> _What to do_
The records that follow are to be repeated without alteration.

> _Material_

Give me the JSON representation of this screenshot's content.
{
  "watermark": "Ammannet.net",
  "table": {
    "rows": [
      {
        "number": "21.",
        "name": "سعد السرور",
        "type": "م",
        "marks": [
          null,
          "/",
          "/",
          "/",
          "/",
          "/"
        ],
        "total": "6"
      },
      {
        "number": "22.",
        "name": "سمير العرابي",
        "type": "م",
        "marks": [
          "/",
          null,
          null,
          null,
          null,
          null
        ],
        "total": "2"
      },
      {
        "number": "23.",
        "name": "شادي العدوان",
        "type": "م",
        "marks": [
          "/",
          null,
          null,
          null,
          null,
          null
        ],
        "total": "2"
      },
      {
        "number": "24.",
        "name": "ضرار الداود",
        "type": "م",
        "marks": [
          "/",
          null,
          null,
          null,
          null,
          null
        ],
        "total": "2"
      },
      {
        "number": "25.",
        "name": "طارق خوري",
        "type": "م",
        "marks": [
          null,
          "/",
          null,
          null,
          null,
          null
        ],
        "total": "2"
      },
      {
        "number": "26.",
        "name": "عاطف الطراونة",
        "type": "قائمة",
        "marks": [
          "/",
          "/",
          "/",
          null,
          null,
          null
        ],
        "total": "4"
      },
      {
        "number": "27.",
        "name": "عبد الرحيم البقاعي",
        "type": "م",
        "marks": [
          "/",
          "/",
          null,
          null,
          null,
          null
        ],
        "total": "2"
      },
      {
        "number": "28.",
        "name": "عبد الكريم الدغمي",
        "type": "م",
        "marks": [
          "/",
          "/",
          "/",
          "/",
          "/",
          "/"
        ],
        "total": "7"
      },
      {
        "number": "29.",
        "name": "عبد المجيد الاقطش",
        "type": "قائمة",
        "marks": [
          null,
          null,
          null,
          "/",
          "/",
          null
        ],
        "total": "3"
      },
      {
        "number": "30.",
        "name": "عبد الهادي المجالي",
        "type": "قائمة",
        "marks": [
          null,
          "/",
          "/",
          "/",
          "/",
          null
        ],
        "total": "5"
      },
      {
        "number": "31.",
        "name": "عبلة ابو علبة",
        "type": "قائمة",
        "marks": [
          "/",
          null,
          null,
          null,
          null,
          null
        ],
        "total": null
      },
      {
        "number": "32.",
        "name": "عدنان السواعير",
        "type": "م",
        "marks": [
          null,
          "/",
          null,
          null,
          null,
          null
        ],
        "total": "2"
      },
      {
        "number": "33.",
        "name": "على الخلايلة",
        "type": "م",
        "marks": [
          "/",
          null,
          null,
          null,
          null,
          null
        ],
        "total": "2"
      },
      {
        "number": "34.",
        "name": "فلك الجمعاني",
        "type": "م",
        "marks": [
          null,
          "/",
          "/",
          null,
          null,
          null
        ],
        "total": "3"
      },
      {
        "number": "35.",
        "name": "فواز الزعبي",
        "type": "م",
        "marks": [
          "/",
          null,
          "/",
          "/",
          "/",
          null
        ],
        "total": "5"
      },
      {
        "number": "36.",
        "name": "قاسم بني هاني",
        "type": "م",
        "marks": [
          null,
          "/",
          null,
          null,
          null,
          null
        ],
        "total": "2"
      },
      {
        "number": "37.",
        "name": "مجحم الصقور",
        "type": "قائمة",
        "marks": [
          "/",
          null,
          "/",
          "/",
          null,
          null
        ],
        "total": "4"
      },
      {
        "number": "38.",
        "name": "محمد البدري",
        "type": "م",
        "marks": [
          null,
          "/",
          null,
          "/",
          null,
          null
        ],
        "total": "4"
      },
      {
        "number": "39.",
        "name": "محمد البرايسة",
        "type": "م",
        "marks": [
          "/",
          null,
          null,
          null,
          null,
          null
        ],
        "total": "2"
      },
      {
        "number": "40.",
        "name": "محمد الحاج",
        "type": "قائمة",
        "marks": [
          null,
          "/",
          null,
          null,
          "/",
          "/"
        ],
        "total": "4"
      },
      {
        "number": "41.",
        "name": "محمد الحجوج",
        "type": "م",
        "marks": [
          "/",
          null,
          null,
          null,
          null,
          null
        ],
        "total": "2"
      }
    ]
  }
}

> _Response for this exercise_
Give me the JSON representation of this screenshot's content.
{
  "watermark": "Ammannet.net",
  "table": {
    "rows": [
      {
        "number": "21.",
        "name": "سعد السرور",
        "type": "م",
        "marks": [
          null,
          "/",
          "/",
          "/",
          "/",
          "/"
        ],
        "total": "6"
      },
      {
        "number": "22.",
        "name": "سمير العرابي",
        "type": "م",
        "marks": [
          "/",
          null,
          null,
          null,
          null,
          null
        ],
        "total": "2"
      },
      {
        "number": "23.",
        "name": "شادي العدوان",
        "type": "م",
        "marks": [
          "/",
          null,
          null,
          null,
          null,
          null
        ],
        "total": "2"
      },
      {
        "number": "24.",
        "name": "ضرار الداود",
        "type": "م",
        "marks": [
          "/",
          null,
          null,
          null,
          null,
          null
        ],
        "total": "2"
      },
      {
        "number": "25.",
        "name": "طارق خوري",
        "type": "م",
        "marks": [
          null,
          "/",
          null,
          null,
          null,
          null
        ],
        "total": "2"
      },
      {
        "number": "26.",
        "name": "عاطف الطراونة",
        "type": "قائمة",
        "marks": [
          "/",
          "/",
          "/",
          null,
          null,
          null
        ],
        "total": "4"
      },
      {
        "number": "27.",
        "name": "عبد الرحيم البقاعي",
        "type": "م",
        "marks": [
          "/",
          "/",
          null,
          null,
          null,
          null
        ],
        "total": "2"
      },
      {
        "number": "28.",
        "name": "عبد الكريم الدغمي",
        "type": "م",
        "marks": [
          "/",
          "/",
          "/",
          "/",
          "/",
          "/"
        ],
        "total": "7"
      },
      {
        "number": "29.",
        "name": "عبد المجيد الاقطش",
        "type": "قائمة",
        "marks": [
          null,
          null,
          null,
          "/",
          "/",
          null
        ],
        "total": "3"
      },
      {
        "number": "30.",
        "name": "عبد الهادي المجالي",
        "type": "قائمة",
        "marks": [
          null,
          "/",
          "/",
          "/",
          "/",
          null
        ],
        "total": "5"
      },
      {
        "number": "31.",
        "name": "عبلة ابو علبة",
        "type": "قائمة",
        "marks": [
          "/",
          null,
          null,
          null,
          null,
          null
        ],
        "total": null
      },
      {
        "number": "32.",
        "name": "عدنان السواعير",
        "type": "م",
        "marks": [
          null,
          "/",
          null,
          null,
          null,
          null
        ],
        "total": "2"
      },
      {
        "number": "33.",
        "name": "على الخلايلة",
        "type": "م",
        "marks": [
          "/",
          null,
          null,
          null,
          null,
          null
        ],
        "total": "2"
      },
      {
        "number": "34.",
        "name": "فلك الجمعاني",
        "type": "م",
        "marks": [
          null,
          "/",
          "/",
          null,
          null,
          null
        ],
        "total": "3"
      },
      {
        "number": "35.",
        "name": "فواز الزعبي",
        "type": "م",
        "marks": [
          "/",
          null,
          "/",
          "/",
          "/",
          null
        ],
        "total": "5"
      },
      {
        "number": "36.",
        "name": "قاسم بني هاني",
        "type": "م",
        "marks": [
          null,
          "/",
          null,
          null,
          null,
          null
        ],
        "total": "2"
      },
      {
        "number": "37.",
        "name": "مجحم الصقور",
        "type": "قائمة",
        "marks": [
          "/",
          null,
          "/",
          "/",
          null,
          null
        ],
        "total": "4"
      },
      {
        "number": "38.",
        "name": "محمد البدري",
        "type": "م",
        "marks": [
          null,
          "/",
          null,
          "/",
          null,
          null
        ],
        "total": "4"
      },
      {
        "number": "39.",
        "name": "محمد البرايسة",
        "type": "م",
        "marks": [
          "/",
          null,
          null,
          null,
          null,
          null
        ],
        "total": "2"
      },
      {
        "number": "40.",
        "name": "محمد الحاج",
        "type": "قائمة",
        "marks": [
          null,
          "/",
          null,
          null,
          "/",
          "/"
        ],
        "total": "4"
      },
      {
        "number": "41.",
        "name": "محمد الحجوج",
        "type": "م",
        "marks": [
          "/",
          null,
          null,
          null,
          null,
          null
        ],
        "total": "2"
      }
    ]
  }
}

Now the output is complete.